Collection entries
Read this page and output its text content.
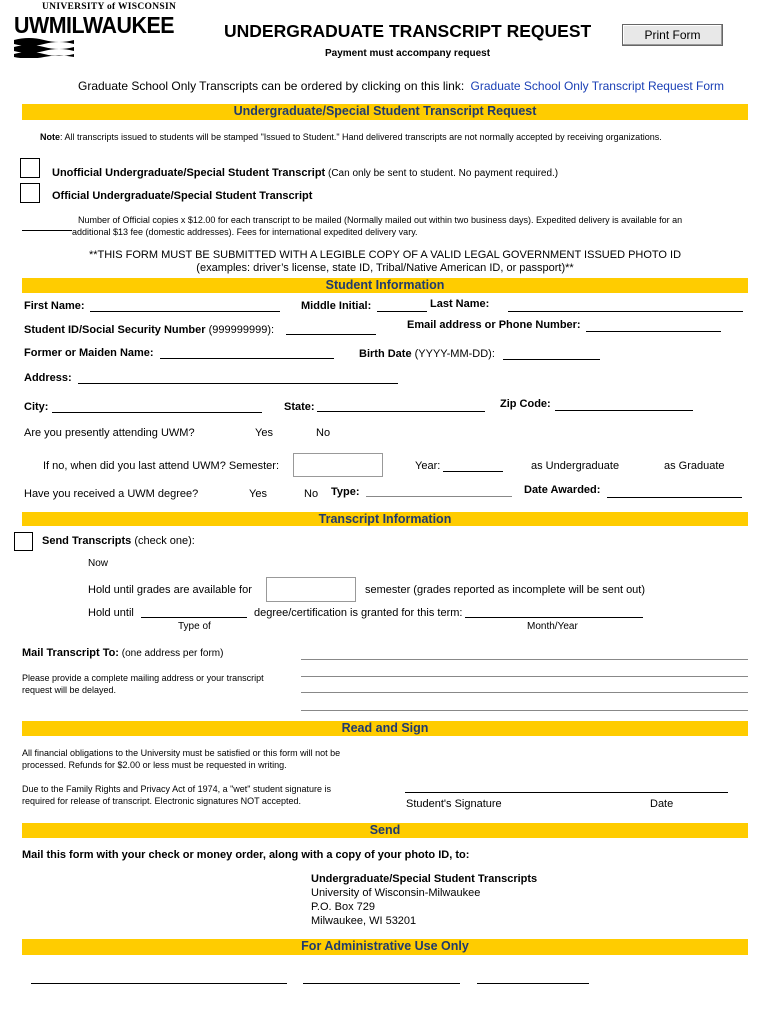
UNIVERSITY of WISCONSIN
UWMILWAUKEE	UNDERGRADUATE TRANSCRIPT REQUEST
Payment must accompany request
Print Form
Graduate School Only Transcripts can be ordered by clicking on this link: Graduate School Only Transcript Request Form
Undergraduate/Special Student Transcript Request
Note: All transcripts issued to students will be stamped "Issued to Student." Hand delivered transcripts are not normally accepted by receiving organizations.
Unofficial Undergraduate/Special Student Transcript (Can only be sent to student. No payment required.)
Official Undergraduate/Special Student Transcript
Number of Official copies x $12.00 for each transcript to be mailed (Normally mailed out within two business days). Expedited delivery is available for an
additional $13 fee (domestic addresses). Fees for international expedited delivery vary.
**THIS FORM MUST BE SUBMITTED WITH A LEGIBLE COPY OF A VALID LEGAL GOVERNMENT ISSUED PHOTO ID
(examples: driver’s license, state ID, Tribal/Native American ID, or passport)**
Student Information
First Name:	Middle Initial:	Last Name:
Student ID/Social Security Number (999999999):	Email address or Phone Number:
Former or Maiden Name:	Birth Date (YYYY-MM-DD):
Address:
City:	State:	Zip Code:
Are you presently attending UWM?	Yes	No
If no, when did you last attend UWM? Semester:	Year:	as Undergraduate	as Graduate
Have you received a UWM degree?	Yes	No Type:	Date Awarded:
Transcript Information
Send Transcripts (check one):
Now
Hold until grades are available for	semester (grades reported as incomplete will be sent out)
Hold until	degree/certification is granted for this term:
Type of	Month/Year
Mail Transcript To: (one address per form)
Please provide a complete mailing address or your transcript
request will be delayed.
Read and Sign
All financial obligations to the University must be satisfied or this form will not be
processed. Refunds for $2.00 or less must be requested in writing.
Due to the Family Rights and Privacy Act of 1974, a "wet" student signature is
required for release of transcript. Electronic signatures NOT accepted.	Student's Signature	Date
Send
Mail this form with your check or money order, along with a copy of your photo ID, to:
Undergraduate/Special Student Transcripts
University of Wisconsin-Milwaukee
P.O. Box 729
Milwaukee, WI 53201
For Administrative Use Only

◆ PROBLEM STATEMENT ◆
Strip the images and reproduce the remaining records precisely.

◆ SOLVED PROBLEM ◆
Read this page and output its text content.
UNIVERSITY of WISCONSIN
UWMILWAUKEE	UNDERGRADUATE TRANSCRIPT REQUEST
Payment must accompany request
Print Form
Graduate School Only Transcripts can be ordered by clicking on this link: Graduate School Only Transcript Request Form
Undergraduate/Special Student Transcript Request
Note: All transcripts issued to students will be stamped "Issued to Student." Hand delivered transcripts are not normally accepted by receiving organizations.
Unofficial Undergraduate/Special Student Transcript (Can only be sent to student. No payment required.)
Official Undergraduate/Special Student Transcript
Number of Official copies x $12.00 for each transcript to be mailed (Normally mailed out within two business days). Expedited delivery is available for an
additional $13 fee (domestic addresses). Fees for international expedited delivery vary.
**THIS FORM MUST BE SUBMITTED WITH A LEGIBLE COPY OF A VALID LEGAL GOVERNMENT ISSUED PHOTO ID
(examples: driver’s license, state ID, Tribal/Native American ID, or passport)**
Student Information
First Name:	Middle Initial:	Last Name:
Student ID/Social Security Number (999999999):	Email address or Phone Number:
Former or Maiden Name:	Birth Date (YYYY-MM-DD):
Address:
City:	State:	Zip Code:
Are you presently attending UWM?	Yes	No
If no, when did you last attend UWM? Semester:	Year:	as Undergraduate	as Graduate
Have you received a UWM degree?	Yes	No Type:	Date Awarded:
Transcript Information
Send Transcripts (check one):
Now
Hold until grades are available for	semester (grades reported as incomplete will be sent out)
Hold until	degree/certification is granted for this term:
Type of	Month/Year
Mail Transcript To: (one address per form)
Please provide a complete mailing address or your transcript
request will be delayed.
Read and Sign
All financial obligations to the University must be satisfied or this form will not be
processed. Refunds for $2.00 or less must be requested in writing.
Due to the Family Rights and Privacy Act of 1974, a "wet" student signature is
required for release of transcript. Electronic signatures NOT accepted.	Student's Signature	Date
Send
Mail this form with your check or money order, along with a copy of your photo ID, to:
Undergraduate/Special Student Transcripts
University of Wisconsin-Milwaukee
P.O. Box 729
Milwaukee, WI 53201
For Administrative Use Only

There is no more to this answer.